Available data >>
[start]

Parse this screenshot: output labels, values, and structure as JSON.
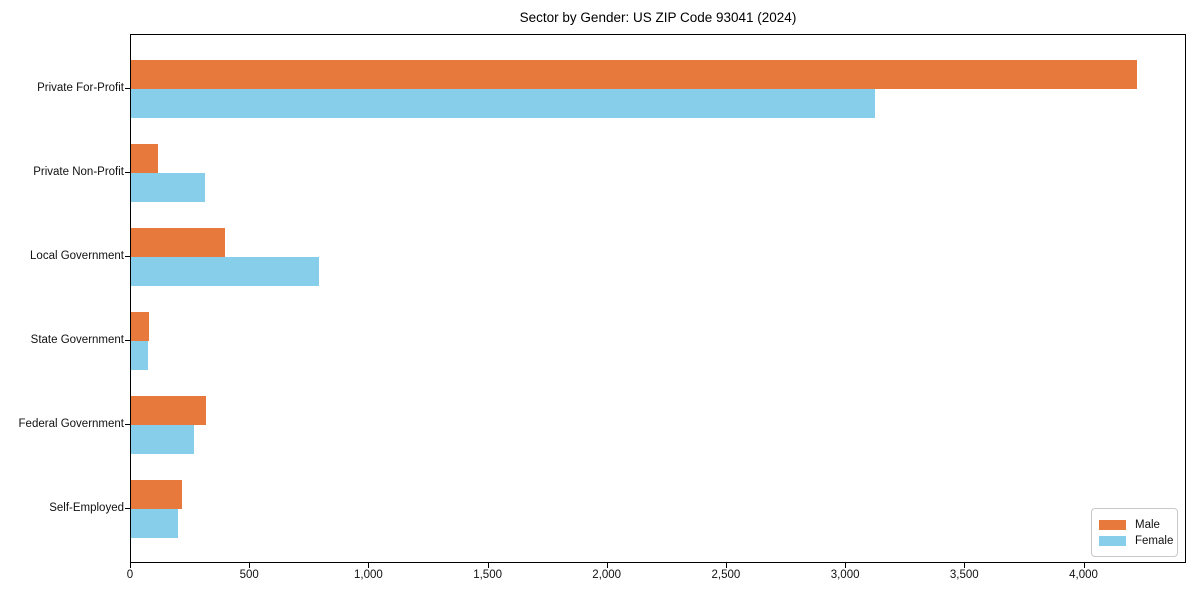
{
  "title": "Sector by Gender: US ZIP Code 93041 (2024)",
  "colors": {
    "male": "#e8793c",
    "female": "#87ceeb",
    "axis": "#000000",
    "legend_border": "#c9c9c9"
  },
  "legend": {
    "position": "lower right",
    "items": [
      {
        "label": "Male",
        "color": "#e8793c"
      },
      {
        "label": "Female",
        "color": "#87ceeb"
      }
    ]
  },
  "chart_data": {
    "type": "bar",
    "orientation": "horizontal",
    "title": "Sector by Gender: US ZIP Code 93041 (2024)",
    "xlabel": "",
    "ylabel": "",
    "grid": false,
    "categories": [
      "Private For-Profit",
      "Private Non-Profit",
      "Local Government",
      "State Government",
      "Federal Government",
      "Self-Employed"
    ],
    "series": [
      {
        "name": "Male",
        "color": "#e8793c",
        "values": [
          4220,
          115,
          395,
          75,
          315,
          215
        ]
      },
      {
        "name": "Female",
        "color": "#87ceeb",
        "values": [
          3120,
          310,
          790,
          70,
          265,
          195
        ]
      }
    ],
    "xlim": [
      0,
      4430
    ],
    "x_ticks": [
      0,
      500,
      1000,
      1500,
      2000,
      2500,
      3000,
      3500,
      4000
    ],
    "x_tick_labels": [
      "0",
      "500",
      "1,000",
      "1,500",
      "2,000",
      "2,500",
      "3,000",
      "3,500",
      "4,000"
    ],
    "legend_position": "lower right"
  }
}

[end]

Work to be completed >>
Retype the entries word for word. Omit any images.

Final result >>
Parse this screenshot: output labels, values, and structure as JSON.
{
  "title": "Sector by Gender: US ZIP Code 93041 (2024)",
  "colors": {
    "male": "#e8793c",
    "female": "#87ceeb",
    "axis": "#000000",
    "legend_border": "#c9c9c9"
  },
  "legend": {
    "position": "lower right",
    "items": [
      {
        "label": "Male",
        "color": "#e8793c"
      },
      {
        "label": "Female",
        "color": "#87ceeb"
      }
    ]
  },
  "chart_data": {
    "type": "bar",
    "orientation": "horizontal",
    "title": "Sector by Gender: US ZIP Code 93041 (2024)",
    "xlabel": "",
    "ylabel": "",
    "grid": false,
    "categories": [
      "Private For-Profit",
      "Private Non-Profit",
      "Local Government",
      "State Government",
      "Federal Government",
      "Self-Employed"
    ],
    "series": [
      {
        "name": "Male",
        "color": "#e8793c",
        "values": [
          4220,
          115,
          395,
          75,
          315,
          215
        ]
      },
      {
        "name": "Female",
        "color": "#87ceeb",
        "values": [
          3120,
          310,
          790,
          70,
          265,
          195
        ]
      }
    ],
    "xlim": [
      0,
      4430
    ],
    "x_ticks": [
      0,
      500,
      1000,
      1500,
      2000,
      2500,
      3000,
      3500,
      4000
    ],
    "x_tick_labels": [
      "0",
      "500",
      "1,000",
      "1,500",
      "2,000",
      "2,500",
      "3,000",
      "3,500",
      "4,000"
    ],
    "legend_position": "lower right"
  }
}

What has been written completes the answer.